--- TASK INSTRUCTIONS ---
Search the material for "КРОНОС" and show all lines that contain it.

--- RECORDS FOR THE TASK ---

----

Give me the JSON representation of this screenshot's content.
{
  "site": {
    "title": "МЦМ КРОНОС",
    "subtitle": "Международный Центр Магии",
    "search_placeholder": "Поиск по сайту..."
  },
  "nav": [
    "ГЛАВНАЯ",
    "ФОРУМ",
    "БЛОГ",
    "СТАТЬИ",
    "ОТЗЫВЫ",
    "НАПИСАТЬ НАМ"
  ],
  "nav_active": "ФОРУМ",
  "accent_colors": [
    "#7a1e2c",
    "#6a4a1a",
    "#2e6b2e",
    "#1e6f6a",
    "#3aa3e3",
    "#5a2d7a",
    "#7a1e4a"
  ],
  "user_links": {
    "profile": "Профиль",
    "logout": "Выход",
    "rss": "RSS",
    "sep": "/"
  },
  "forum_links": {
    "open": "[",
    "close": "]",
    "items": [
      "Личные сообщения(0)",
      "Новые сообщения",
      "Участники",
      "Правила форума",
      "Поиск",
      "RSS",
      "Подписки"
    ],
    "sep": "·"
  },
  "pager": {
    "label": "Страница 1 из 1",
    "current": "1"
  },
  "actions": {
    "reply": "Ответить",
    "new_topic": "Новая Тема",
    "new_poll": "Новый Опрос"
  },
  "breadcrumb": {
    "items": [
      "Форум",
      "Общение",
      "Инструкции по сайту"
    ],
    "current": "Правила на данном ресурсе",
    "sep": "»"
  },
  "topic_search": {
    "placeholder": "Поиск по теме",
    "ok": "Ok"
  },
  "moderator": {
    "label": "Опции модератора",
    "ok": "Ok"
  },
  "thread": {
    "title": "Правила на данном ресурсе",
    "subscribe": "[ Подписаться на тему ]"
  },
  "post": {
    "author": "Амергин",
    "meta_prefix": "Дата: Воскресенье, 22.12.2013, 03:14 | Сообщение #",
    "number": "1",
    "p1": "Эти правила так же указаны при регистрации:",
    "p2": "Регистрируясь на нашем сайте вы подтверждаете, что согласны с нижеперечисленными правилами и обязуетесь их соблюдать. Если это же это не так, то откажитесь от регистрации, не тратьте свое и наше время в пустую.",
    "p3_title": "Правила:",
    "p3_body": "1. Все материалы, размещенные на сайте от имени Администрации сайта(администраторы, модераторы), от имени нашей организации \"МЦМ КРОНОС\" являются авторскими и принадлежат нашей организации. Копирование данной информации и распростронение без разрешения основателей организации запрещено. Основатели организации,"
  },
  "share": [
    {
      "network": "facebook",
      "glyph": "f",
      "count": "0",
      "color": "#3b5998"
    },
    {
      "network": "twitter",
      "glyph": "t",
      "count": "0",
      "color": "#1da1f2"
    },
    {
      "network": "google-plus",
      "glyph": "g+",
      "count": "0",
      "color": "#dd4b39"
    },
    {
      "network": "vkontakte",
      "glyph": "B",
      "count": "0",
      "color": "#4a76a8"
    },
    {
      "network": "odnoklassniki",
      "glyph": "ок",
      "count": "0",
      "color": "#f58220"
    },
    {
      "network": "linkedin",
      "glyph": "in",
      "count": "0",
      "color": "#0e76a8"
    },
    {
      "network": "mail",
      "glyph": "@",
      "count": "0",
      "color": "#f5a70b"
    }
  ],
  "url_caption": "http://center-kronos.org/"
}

----

--- SOLUTION ---
    "title": "МЦМ КРОНОС",
    "p3_body": "1. Все материалы, размещенные на сайте от имени Администрации сайта(администраторы, модераторы), от имени нашей организации \"МЦМ КРОНОС\" являются авторскими и принадлежат нашей организации. Копирование данной информации и распростронение без разрешения основателей организации запрещено. Основатели организации,"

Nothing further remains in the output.